Work to be completed: Indicate only the number of lines in the listing below in which the word "this" appears.

Records supplied:

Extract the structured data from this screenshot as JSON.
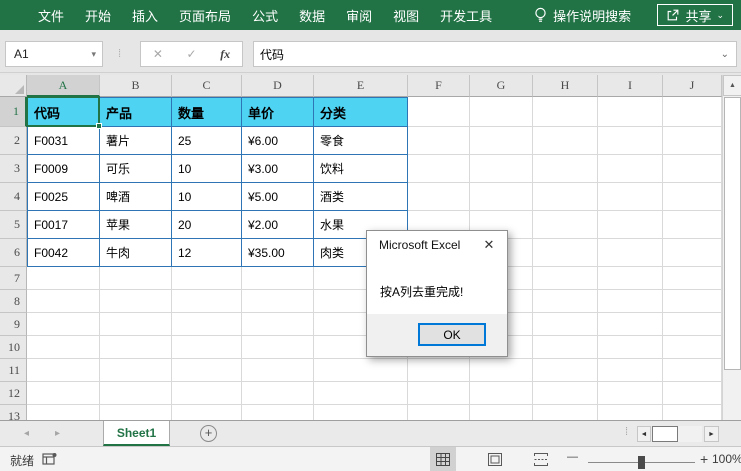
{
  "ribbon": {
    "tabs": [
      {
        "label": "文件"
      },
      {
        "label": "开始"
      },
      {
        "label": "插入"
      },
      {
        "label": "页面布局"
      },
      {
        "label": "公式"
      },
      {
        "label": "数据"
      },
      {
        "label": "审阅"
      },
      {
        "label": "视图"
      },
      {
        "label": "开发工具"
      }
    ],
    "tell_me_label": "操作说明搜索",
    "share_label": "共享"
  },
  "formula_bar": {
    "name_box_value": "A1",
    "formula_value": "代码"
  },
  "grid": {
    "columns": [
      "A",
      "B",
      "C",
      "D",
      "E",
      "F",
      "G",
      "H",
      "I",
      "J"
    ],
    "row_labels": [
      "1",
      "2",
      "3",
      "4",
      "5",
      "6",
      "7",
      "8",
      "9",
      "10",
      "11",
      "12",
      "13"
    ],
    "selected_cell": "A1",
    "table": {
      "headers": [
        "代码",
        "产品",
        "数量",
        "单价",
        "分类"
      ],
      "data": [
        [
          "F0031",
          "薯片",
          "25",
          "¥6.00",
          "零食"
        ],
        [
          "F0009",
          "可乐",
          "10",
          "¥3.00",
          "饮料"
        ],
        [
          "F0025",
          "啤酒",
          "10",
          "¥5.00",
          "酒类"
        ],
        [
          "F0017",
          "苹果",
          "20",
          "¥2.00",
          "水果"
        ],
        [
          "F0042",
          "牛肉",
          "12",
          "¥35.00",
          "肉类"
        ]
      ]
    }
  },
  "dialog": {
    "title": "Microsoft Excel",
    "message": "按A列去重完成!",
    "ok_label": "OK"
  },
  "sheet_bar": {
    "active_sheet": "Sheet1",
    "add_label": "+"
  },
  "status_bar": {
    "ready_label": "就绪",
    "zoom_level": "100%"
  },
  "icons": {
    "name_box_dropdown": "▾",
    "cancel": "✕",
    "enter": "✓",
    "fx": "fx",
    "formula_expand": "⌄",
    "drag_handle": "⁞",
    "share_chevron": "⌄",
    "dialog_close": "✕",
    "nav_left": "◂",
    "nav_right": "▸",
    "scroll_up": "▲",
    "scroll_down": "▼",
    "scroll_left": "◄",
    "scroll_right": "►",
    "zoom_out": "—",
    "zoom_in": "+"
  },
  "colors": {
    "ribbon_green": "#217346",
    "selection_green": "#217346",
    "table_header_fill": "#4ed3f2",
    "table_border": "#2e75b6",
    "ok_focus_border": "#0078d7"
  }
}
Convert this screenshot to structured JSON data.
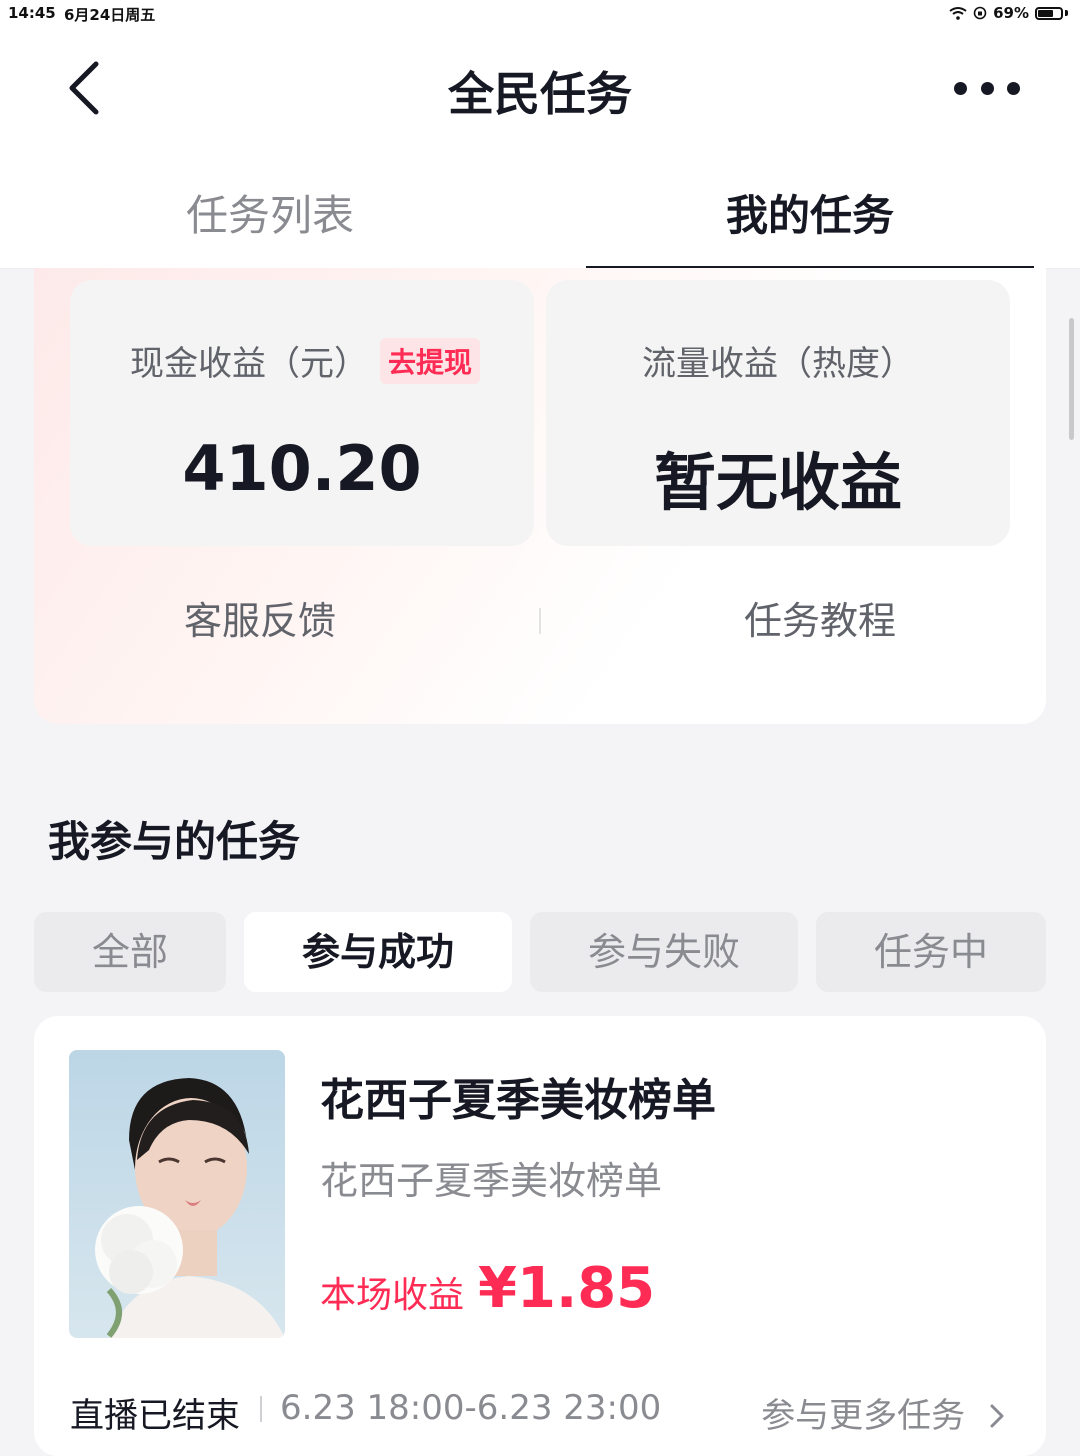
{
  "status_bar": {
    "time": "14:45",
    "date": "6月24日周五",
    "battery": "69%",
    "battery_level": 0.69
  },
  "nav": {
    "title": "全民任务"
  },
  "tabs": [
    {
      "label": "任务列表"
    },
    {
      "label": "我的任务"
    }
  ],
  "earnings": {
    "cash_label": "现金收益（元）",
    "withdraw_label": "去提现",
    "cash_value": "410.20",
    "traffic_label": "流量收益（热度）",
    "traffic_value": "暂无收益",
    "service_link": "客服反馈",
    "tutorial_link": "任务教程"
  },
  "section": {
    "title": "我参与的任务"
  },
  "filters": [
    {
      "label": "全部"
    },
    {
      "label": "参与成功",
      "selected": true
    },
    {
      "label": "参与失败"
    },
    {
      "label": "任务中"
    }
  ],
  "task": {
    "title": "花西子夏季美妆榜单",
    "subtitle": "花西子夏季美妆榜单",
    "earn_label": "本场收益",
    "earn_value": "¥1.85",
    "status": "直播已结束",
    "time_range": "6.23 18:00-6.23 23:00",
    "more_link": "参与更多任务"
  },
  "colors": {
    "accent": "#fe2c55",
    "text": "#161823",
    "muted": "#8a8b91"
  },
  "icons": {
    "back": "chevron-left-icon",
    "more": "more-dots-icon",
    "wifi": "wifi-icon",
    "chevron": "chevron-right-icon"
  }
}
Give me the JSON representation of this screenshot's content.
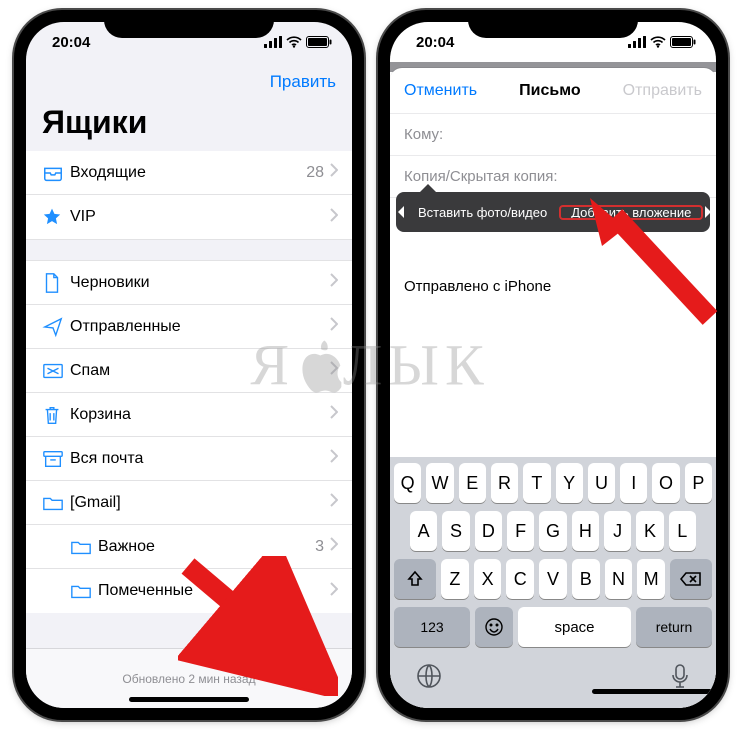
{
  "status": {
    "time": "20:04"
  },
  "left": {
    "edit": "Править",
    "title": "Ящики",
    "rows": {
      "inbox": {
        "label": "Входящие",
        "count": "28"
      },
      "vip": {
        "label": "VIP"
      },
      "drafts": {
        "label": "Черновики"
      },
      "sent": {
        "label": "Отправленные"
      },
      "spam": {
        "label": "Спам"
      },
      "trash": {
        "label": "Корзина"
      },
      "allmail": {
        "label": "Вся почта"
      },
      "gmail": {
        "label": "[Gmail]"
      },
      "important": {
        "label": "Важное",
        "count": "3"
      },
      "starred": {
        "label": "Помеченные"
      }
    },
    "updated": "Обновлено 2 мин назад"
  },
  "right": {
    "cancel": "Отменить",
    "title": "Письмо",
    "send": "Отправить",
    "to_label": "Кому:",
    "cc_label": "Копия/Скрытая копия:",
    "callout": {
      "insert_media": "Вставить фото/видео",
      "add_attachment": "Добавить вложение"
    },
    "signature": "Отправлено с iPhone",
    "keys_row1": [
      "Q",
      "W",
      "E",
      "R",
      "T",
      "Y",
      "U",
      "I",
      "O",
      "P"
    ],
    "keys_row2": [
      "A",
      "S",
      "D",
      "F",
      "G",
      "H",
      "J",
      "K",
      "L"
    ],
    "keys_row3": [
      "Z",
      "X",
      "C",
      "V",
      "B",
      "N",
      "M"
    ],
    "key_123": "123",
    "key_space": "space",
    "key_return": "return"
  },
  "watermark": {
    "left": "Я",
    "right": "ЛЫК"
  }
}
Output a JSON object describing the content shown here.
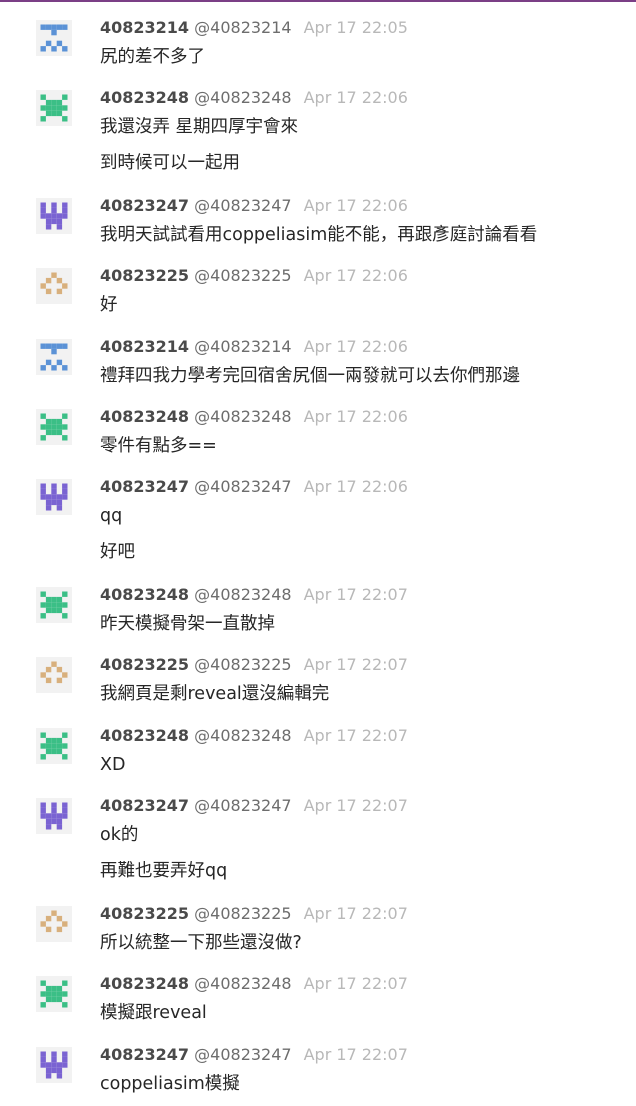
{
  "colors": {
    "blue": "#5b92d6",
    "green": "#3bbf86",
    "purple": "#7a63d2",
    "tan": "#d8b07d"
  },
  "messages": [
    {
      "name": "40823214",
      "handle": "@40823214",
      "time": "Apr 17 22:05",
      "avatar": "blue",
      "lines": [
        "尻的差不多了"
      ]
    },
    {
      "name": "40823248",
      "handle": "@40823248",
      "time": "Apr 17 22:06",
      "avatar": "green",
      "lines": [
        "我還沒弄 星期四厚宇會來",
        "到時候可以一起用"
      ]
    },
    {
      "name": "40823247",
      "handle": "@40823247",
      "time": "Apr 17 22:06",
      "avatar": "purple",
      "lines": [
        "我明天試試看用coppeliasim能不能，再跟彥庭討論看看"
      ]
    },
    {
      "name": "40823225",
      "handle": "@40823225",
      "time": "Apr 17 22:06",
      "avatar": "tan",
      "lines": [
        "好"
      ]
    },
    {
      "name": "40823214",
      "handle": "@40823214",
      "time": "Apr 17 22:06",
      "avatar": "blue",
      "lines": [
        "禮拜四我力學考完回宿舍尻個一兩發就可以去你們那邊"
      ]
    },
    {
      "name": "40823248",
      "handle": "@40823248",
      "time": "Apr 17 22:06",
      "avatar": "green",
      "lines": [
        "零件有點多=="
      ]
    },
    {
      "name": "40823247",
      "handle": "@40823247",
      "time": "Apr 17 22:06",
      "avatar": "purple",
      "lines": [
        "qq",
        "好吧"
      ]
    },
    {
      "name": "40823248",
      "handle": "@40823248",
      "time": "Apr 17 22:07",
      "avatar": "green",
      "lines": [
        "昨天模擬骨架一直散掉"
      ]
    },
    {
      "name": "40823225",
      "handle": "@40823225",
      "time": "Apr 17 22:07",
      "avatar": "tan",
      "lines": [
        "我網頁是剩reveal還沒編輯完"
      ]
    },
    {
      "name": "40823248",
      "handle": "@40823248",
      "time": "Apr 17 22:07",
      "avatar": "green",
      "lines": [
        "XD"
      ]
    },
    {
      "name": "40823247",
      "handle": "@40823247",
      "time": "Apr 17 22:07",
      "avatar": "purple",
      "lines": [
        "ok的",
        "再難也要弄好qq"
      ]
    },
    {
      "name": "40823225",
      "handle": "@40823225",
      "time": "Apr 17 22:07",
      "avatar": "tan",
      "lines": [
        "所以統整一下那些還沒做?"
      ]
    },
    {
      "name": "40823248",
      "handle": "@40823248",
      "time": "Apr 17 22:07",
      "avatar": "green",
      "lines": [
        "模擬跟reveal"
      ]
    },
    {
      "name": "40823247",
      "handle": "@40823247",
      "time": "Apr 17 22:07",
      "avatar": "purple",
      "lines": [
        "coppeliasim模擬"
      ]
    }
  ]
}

Expected answer: 3